• [GIVEN REQUEST]: Go through the listing and copy every line word for word.

►

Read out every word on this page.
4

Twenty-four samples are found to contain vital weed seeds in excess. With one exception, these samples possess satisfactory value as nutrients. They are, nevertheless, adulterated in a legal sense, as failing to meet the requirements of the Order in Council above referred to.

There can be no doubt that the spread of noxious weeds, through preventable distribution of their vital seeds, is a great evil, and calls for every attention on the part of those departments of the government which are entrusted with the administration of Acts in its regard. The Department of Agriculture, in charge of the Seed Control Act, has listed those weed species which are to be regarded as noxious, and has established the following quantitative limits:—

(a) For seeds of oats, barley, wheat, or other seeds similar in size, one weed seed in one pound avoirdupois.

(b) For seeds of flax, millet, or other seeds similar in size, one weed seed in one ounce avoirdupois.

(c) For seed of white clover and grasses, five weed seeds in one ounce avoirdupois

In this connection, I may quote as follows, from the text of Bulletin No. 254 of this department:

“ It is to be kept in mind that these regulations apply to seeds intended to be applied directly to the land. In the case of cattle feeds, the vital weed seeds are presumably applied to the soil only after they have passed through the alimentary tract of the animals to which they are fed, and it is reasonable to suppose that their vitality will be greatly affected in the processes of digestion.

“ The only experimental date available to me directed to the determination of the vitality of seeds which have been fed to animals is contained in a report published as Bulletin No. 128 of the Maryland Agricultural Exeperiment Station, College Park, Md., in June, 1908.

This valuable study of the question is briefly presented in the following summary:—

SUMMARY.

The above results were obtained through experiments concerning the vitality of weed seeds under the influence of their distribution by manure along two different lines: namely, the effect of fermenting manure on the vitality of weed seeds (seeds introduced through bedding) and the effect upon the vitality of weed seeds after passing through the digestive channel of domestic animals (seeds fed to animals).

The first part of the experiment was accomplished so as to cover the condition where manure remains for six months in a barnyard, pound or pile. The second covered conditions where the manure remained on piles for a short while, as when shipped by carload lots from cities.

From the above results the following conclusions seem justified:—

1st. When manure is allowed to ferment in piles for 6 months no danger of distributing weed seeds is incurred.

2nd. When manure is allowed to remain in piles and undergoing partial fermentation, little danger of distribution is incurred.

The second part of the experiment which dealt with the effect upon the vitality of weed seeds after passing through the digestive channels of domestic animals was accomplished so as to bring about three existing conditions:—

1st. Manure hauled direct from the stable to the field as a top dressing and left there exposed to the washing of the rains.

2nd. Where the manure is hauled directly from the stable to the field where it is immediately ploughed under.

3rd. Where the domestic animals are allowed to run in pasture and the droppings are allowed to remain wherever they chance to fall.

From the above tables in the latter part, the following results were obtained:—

◄

• [ANSWER FOR THIS EXERCISE]:
Read out every word on this page.
4

Twenty-four samples are found to contain vital weed seeds in excess. With one exception, these samples possess satisfactory value as nutrients. They are, nevertheless, adulterated in a legal sense, as failing to meet the requirements of the Order in Council above referred to.

There can be no doubt that the spread of noxious weeds, through preventable distribution of their vital seeds, is a great evil, and calls for every attention on the part of those departments of the government which are entrusted with the administration of Acts in its regard. The Department of Agriculture, in charge of the Seed Control Act, has listed those weed species which are to be regarded as noxious, and has established the following quantitative limits:—

(a) For seeds of oats, barley, wheat, or other seeds similar in size, one weed seed in one pound avoirdupois.

(b) For seeds of flax, millet, or other seeds similar in size, one weed seed in one ounce avoirdupois.

(c) For seed of white clover and grasses, five weed seeds in one ounce avoirdupois

In this connection, I may quote as follows, from the text of Bulletin No. 254 of this department:

“ It is to be kept in mind that these regulations apply to seeds intended to be applied directly to the land. In the case of cattle feeds, the vital weed seeds are presumably applied to the soil only after they have passed through the alimentary tract of the animals to which they are fed, and it is reasonable to suppose that their vitality will be greatly affected in the processes of digestion.

“ The only experimental date available to me directed to the determination of the vitality of seeds which have been fed to animals is contained in a report published as Bulletin No. 128 of the Maryland Agricultural Exeperiment Station, College Park, Md., in June, 1908.

This valuable study of the question is briefly presented in the following summary:—

SUMMARY.

The above results were obtained through experiments concerning the vitality of weed seeds under the influence of their distribution by manure along two different lines: namely, the effect of fermenting manure on the vitality of weed seeds (seeds introduced through bedding) and the effect upon the vitality of weed seeds after passing through the digestive channel of domestic animals (seeds fed to animals).

The first part of the experiment was accomplished so as to cover the condition where manure remains for six months in a barnyard, pound or pile. The second covered conditions where the manure remained on piles for a short while, as when shipped by carload lots from cities.

From the above results the following conclusions seem justified:—

1st. When manure is allowed to ferment in piles for 6 months no danger of distributing weed seeds is incurred.

2nd. When manure is allowed to remain in piles and undergoing partial fermentation, little danger of distribution is incurred.

The second part of the experiment which dealt with the effect upon the vitality of weed seeds after passing through the digestive channels of domestic animals was accomplished so as to bring about three existing conditions:—

1st. Manure hauled direct from the stable to the field as a top dressing and left there exposed to the washing of the rains.

2nd. Where the manure is hauled directly from the stable to the field where it is immediately ploughed under.

3rd. Where the domestic animals are allowed to run in pasture and the droppings are allowed to remain wherever they chance to fall.

From the above tables in the latter part, the following results were obtained:—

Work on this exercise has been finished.